→ **Goal of the exercise**
The listing below must be repeated word for word, with its images excluded.

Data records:
_____

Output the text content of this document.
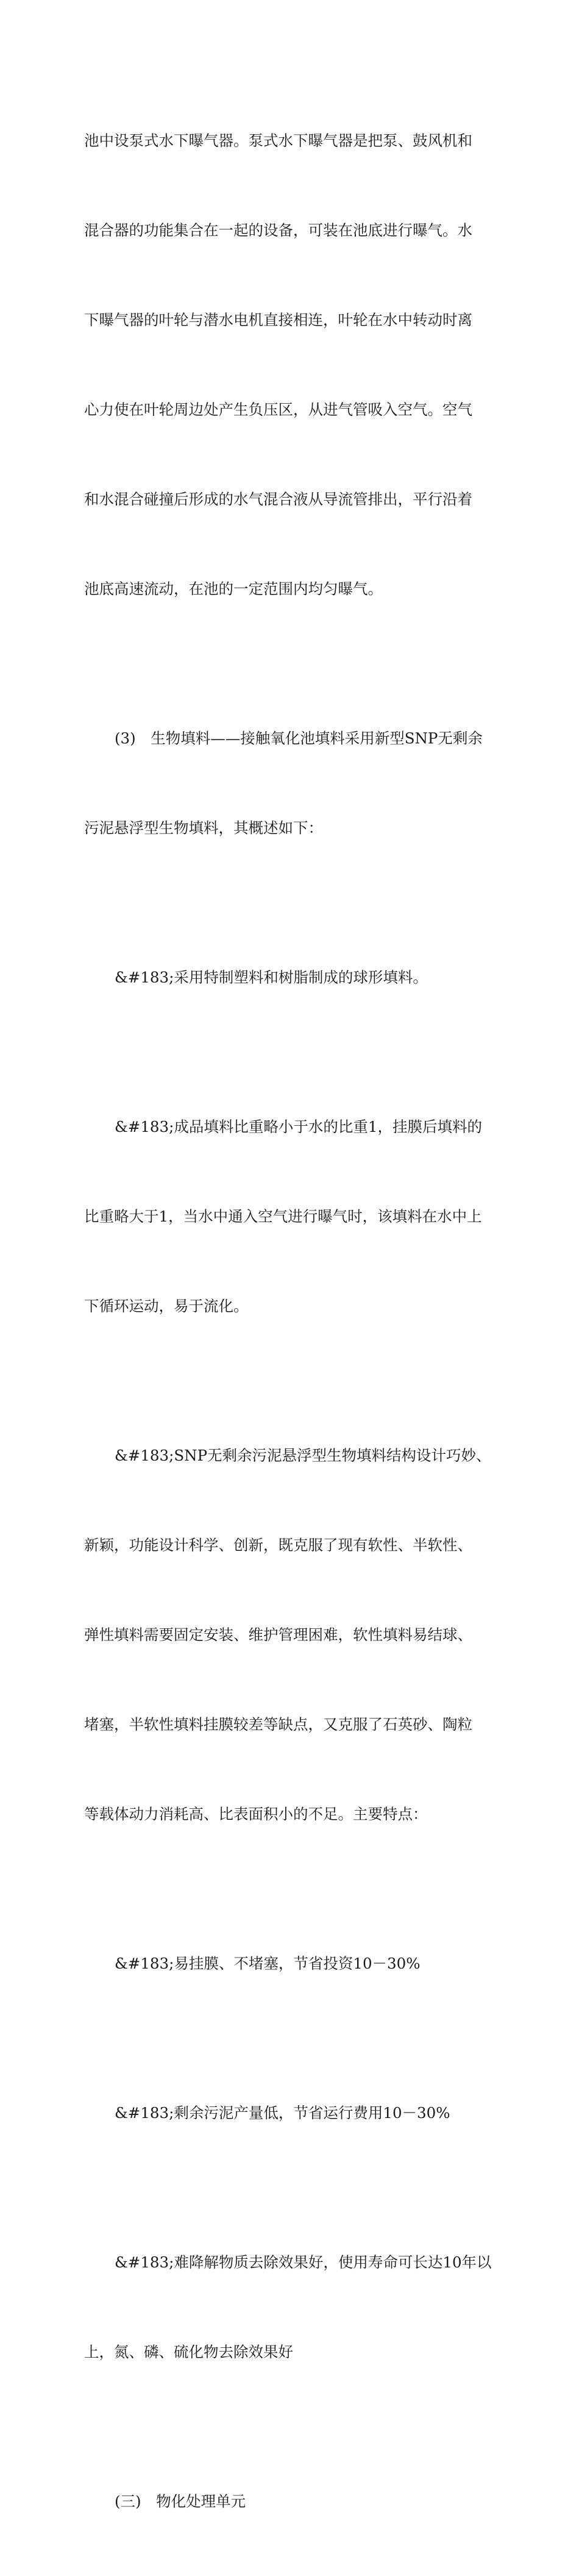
池中设泵式水下曝气器。泵式水下曝气器是把泵、鼓风机和

混合器的功能集合在一起的设备，可装在池底进行曝气。水

下曝气器的叶轮与潜水电机直接相连，叶轮在水中转动时离

心力使在叶轮周边处产生负压区，从进气管吸入空气。空气

和水混合碰撞后形成的水气混合液从导流管排出，平行沿着

池底高速流动，在池的一定范围内均匀曝气。

(3)　生物填料——接触氧化池填料采用新型SNP无剩余

污泥悬浮型生物填料，其概述如下：

&#183;采用特制塑料和树脂制成的球形填料。

&#183;成品填料比重略小于水的比重1，挂膜后填料的

比重略大于1，当水中通入空气进行曝气时，该填料在水中上

下循环运动，易于流化。

&#183;SNP无剩余污泥悬浮型生物填料结构设计巧妙、

新颖，功能设计科学、创新，既克服了现有软性、半软性、

弹性填料需要固定安装、维护管理困难，软性填料易结球、

堵塞，半软性填料挂膜较差等缺点，又克服了石英砂、陶粒

等载体动力消耗高、比表面积小的不足。主要特点：

&#183;易挂膜、不堵塞，节省投资10－30%

&#183;剩余污泥产量低，节省运行费用10－30%

&#183;难降解物质去除效果好，使用寿命可长达10年以

上，氮、磷、硫化物去除效果好

(三)　物化处理单元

_____

→ **Complete response**
Output the text content of this document.
池中设泵式水下曝气器。泵式水下曝气器是把泵、鼓风机和

混合器的功能集合在一起的设备，可装在池底进行曝气。水

下曝气器的叶轮与潜水电机直接相连，叶轮在水中转动时离

心力使在叶轮周边处产生负压区，从进气管吸入空气。空气

和水混合碰撞后形成的水气混合液从导流管排出，平行沿着

池底高速流动，在池的一定范围内均匀曝气。

(3)　生物填料——接触氧化池填料采用新型SNP无剩余

污泥悬浮型生物填料，其概述如下：

&#183;采用特制塑料和树脂制成的球形填料。

&#183;成品填料比重略小于水的比重1，挂膜后填料的

比重略大于1，当水中通入空气进行曝气时，该填料在水中上

下循环运动，易于流化。

&#183;SNP无剩余污泥悬浮型生物填料结构设计巧妙、

新颖，功能设计科学、创新，既克服了现有软性、半软性、

弹性填料需要固定安装、维护管理困难，软性填料易结球、

堵塞，半软性填料挂膜较差等缺点，又克服了石英砂、陶粒

等载体动力消耗高、比表面积小的不足。主要特点：

&#183;易挂膜、不堵塞，节省投资10－30%

&#183;剩余污泥产量低，节省运行费用10－30%

&#183;难降解物质去除效果好，使用寿命可长达10年以

上，氮、磷、硫化物去除效果好

(三)　物化处理单元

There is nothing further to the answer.